_Stated goal 1_.
Return each line of the records below that contains the string "elements".

_Page text_.
A genuinely trustable telecom operator will almost certainly have an unconditional money-back guarantee available to cover any and all customer complaints. In the same way today’s best online merchants offer unconditional refunds, tomorrow’s operators will use such a
policy to ensure that customers always receive the service they expect.

Trustable behavior like this is very difficult for any company to embrace, because it flies directly in the face of most firms’ deepest instincts to ‘keep the cash’ and maximize their short-term profits.

Acting in the customer’s interest requires a firm to be willing to forego immediate profits in return for earning the longer-term respect and confidence of its customers.

As telecom companies must become more trustable, because the rising power of customers exposes untrustable behavior, the question of a company’s trustability will go to the heart of its value proposition. Trustability will become an essential element of any company’s customer service in the future in much the same way that having a website has become an essential element of customer service.

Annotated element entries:
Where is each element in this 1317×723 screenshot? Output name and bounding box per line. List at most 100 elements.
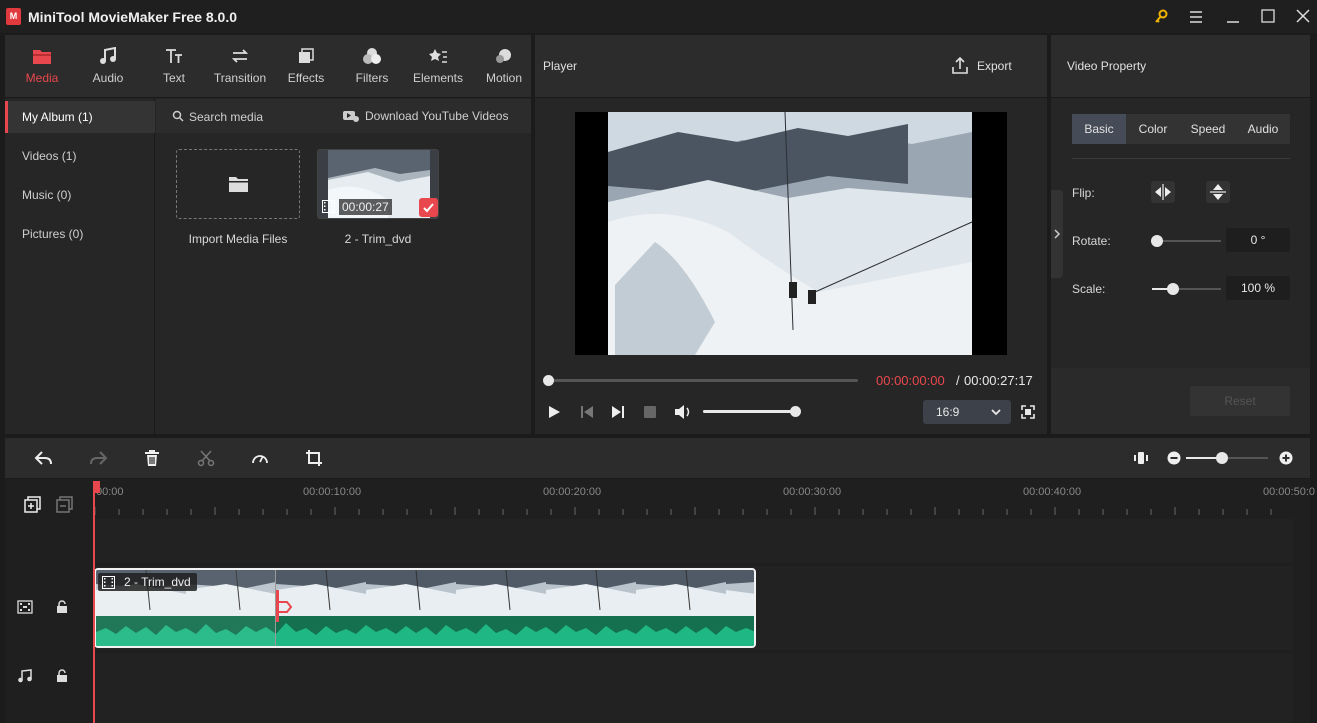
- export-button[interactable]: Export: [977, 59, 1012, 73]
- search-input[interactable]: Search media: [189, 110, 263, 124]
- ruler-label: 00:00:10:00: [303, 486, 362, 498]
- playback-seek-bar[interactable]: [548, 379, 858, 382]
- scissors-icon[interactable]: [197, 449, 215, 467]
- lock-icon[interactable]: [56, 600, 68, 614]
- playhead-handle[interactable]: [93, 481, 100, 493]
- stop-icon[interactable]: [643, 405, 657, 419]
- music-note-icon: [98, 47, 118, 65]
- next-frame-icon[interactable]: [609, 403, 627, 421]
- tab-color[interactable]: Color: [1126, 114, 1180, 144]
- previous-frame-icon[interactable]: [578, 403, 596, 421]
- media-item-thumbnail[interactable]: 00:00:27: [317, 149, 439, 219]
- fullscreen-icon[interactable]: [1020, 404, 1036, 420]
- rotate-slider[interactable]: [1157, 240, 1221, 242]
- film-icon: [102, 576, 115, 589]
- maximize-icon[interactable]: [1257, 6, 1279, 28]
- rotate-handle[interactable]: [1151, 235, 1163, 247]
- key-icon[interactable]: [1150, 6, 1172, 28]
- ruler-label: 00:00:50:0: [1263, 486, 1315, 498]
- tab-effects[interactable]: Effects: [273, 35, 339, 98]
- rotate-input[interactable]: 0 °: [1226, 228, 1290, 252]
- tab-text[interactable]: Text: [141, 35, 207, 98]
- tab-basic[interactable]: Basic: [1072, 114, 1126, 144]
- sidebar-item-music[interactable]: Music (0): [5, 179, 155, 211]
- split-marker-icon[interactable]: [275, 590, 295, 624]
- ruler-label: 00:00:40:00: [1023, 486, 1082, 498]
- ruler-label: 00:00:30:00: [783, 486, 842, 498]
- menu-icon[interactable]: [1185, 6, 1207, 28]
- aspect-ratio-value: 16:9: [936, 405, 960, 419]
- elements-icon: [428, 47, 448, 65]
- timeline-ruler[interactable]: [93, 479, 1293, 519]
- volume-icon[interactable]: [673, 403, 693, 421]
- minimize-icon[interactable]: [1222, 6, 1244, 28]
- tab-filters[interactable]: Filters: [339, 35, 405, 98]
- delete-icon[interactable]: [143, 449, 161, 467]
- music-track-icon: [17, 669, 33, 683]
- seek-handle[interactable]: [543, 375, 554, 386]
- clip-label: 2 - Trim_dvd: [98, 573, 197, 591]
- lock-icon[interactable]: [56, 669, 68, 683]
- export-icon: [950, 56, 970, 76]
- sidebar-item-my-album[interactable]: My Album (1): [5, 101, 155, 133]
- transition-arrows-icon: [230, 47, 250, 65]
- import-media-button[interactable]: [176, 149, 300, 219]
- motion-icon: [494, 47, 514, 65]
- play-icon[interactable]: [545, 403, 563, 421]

_Stated goal 2_.
Edit the passage on telecom trustability between "Acting in the" and "of customer service.", inclusive, so that "value proposition" becomes "core offering", and give that stretch back.

_Task output 1_.
Where is each element in this 1317×723 screenshot? Output name and bounding box per line. List at most 100 elements.
- elements-icon: [428, 47, 448, 65]

_Task output 2_.
Acting in the customer’s interest requires a firm to be willing to forego immediate profits in return for earning the longer-term respect and confidence of its customers.

As telecom companies must become more trustable, because the rising power of customers exposes untrustable behavior, the question of a company’s trustability will go to the heart of its core offering. Trustability will become an essential element of any company’s customer service in the future in much the same way that having a website has become an essential element of customer service.